**The problem**
The data below should be restated word for word, with every picture omitted.

Stored entries
-- Start --
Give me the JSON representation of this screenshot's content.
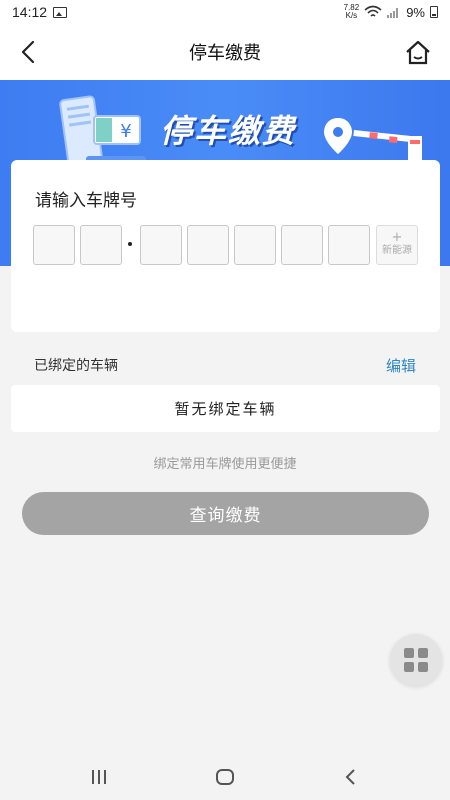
{
  "status": {
    "time": "14:12",
    "speed_top": "7.82",
    "speed_unit": "K/s",
    "battery": "9%"
  },
  "nav": {
    "title": "停车缴费"
  },
  "banner": {
    "title": "停车缴费",
    "currency": "¥"
  },
  "plate_input": {
    "label": "请输入车牌号",
    "new_energy_plus": "+",
    "new_energy_label": "新能源"
  },
  "bound": {
    "label": "已绑定的车辆",
    "edit": "编辑",
    "empty": "暂无绑定车辆",
    "hint": "绑定常用车牌使用更便捷"
  },
  "actions": {
    "query": "查询缴费"
  },
  "colors": {
    "accent_blue": "#3d7cf2",
    "link": "#2f86c9",
    "disabled_button": "#a4a4a4"
  }
}
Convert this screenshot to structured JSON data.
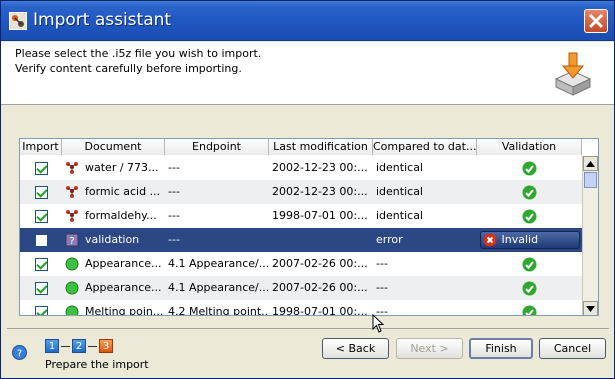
{
  "window": {
    "title": "Import assistant"
  },
  "header": {
    "line1": "Please select the .i5z file you wish to import.",
    "line2": "Verify content carefully before importing."
  },
  "table": {
    "columns": [
      "Import",
      "Document",
      "Endpoint",
      "Last modification",
      "Compared to dat...",
      "Validation"
    ],
    "rows": [
      {
        "checked": true,
        "doc_icon": "molecule-icon",
        "document": "water / 773...",
        "endpoint": "---",
        "modified": "2002-12-23 00:...",
        "compared": "identical",
        "validation": "ok"
      },
      {
        "checked": true,
        "doc_icon": "molecule-icon",
        "document": "formic acid ...",
        "endpoint": "---",
        "modified": "2002-12-23 00:...",
        "compared": "identical",
        "validation": "ok"
      },
      {
        "checked": true,
        "doc_icon": "molecule-icon",
        "document": "formaldehy...",
        "endpoint": "---",
        "modified": "1998-07-01 00:...",
        "compared": "identical",
        "validation": "ok"
      },
      {
        "checked": false,
        "doc_icon": "unknown-doc-icon",
        "document": "validation",
        "endpoint": "---",
        "modified": "",
        "compared": "error",
        "validation": "Invalid",
        "selected": true
      },
      {
        "checked": true,
        "doc_icon": "green-circle-icon",
        "document": "Appearance...",
        "endpoint": "4.1 Appearance/...",
        "modified": "2007-02-26 00:...",
        "compared": "---",
        "validation": "ok"
      },
      {
        "checked": true,
        "doc_icon": "green-circle-icon",
        "document": "Appearance...",
        "endpoint": "4.1 Appearance/...",
        "modified": "2007-02-26 00:...",
        "compared": "---",
        "validation": "ok"
      },
      {
        "checked": true,
        "doc_icon": "green-circle-icon",
        "document": "Melting poin...",
        "endpoint": "4.2 Melting point...",
        "modified": "1998-07-01 00:...",
        "compared": "---",
        "validation": "ok"
      }
    ]
  },
  "wizard": {
    "steps": [
      "1",
      "2",
      "3"
    ],
    "current_step_label": "Prepare the import"
  },
  "buttons": {
    "back": "< Back",
    "next": "Next >",
    "finish": "Finish",
    "cancel": "Cancel"
  },
  "colors": {
    "title_bar": "#1f57c0",
    "selected_row": "#2b4884",
    "ok_green": "#2fa82f",
    "error_red": "#d9301c"
  }
}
-- End --
**Response below**
Give me the JSON representation of this screenshot's content.
{
  "status": {
    "time": "14:12",
    "speed_top": "7.82",
    "speed_unit": "K/s",
    "battery": "9%"
  },
  "nav": {
    "title": "停车缴费"
  },
  "banner": {
    "title": "停车缴费",
    "currency": "¥"
  },
  "plate_input": {
    "label": "请输入车牌号",
    "new_energy_plus": "+",
    "new_energy_label": "新能源"
  },
  "bound": {
    "label": "已绑定的车辆",
    "edit": "编辑",
    "empty": "暂无绑定车辆",
    "hint": "绑定常用车牌使用更便捷"
  },
  "actions": {
    "query": "查询缴费"
  },
  "colors": {
    "accent_blue": "#3d7cf2",
    "link": "#2f86c9",
    "disabled_button": "#a4a4a4"
  }
}
Convert this screenshot to structured JSON data.
{
  "window": {
    "title": "Import assistant"
  },
  "header": {
    "line1": "Please select the .i5z file you wish to import.",
    "line2": "Verify content carefully before importing."
  },
  "table": {
    "columns": [
      "Import",
      "Document",
      "Endpoint",
      "Last modification",
      "Compared to dat...",
      "Validation"
    ],
    "rows": [
      {
        "checked": true,
        "doc_icon": "molecule-icon",
        "document": "water / 773...",
        "endpoint": "---",
        "modified": "2002-12-23 00:...",
        "compared": "identical",
        "validation": "ok"
      },
      {
        "checked": true,
        "doc_icon": "molecule-icon",
        "document": "formic acid ...",
        "endpoint": "---",
        "modified": "2002-12-23 00:...",
        "compared": "identical",
        "validation": "ok"
      },
      {
        "checked": true,
        "doc_icon": "molecule-icon",
        "document": "formaldehy...",
        "endpoint": "---",
        "modified": "1998-07-01 00:...",
        "compared": "identical",
        "validation": "ok"
      },
      {
        "checked": false,
        "doc_icon": "unknown-doc-icon",
        "document": "validation",
        "endpoint": "---",
        "modified": "",
        "compared": "error",
        "validation": "Invalid",
        "selected": true
      },
      {
        "checked": true,
        "doc_icon": "green-circle-icon",
        "document": "Appearance...",
        "endpoint": "4.1 Appearance/...",
        "modified": "2007-02-26 00:...",
        "compared": "---",
        "validation": "ok"
      },
      {
        "checked": true,
        "doc_icon": "green-circle-icon",
        "document": "Appearance...",
        "endpoint": "4.1 Appearance/...",
        "modified": "2007-02-26 00:...",
        "compared": "---",
        "validation": "ok"
      },
      {
        "checked": true,
        "doc_icon": "green-circle-icon",
        "document": "Melting poin...",
        "endpoint": "4.2 Melting point...",
        "modified": "1998-07-01 00:...",
        "compared": "---",
        "validation": "ok"
      }
    ]
  },
  "wizard": {
    "steps": [
      "1",
      "2",
      "3"
    ],
    "current_step_label": "Prepare the import"
  },
  "buttons": {
    "back": "< Back",
    "next": "Next >",
    "finish": "Finish",
    "cancel": "Cancel"
  },
  "colors": {
    "title_bar": "#1f57c0",
    "selected_row": "#2b4884",
    "ok_green": "#2fa82f",
    "error_red": "#d9301c"
  }
}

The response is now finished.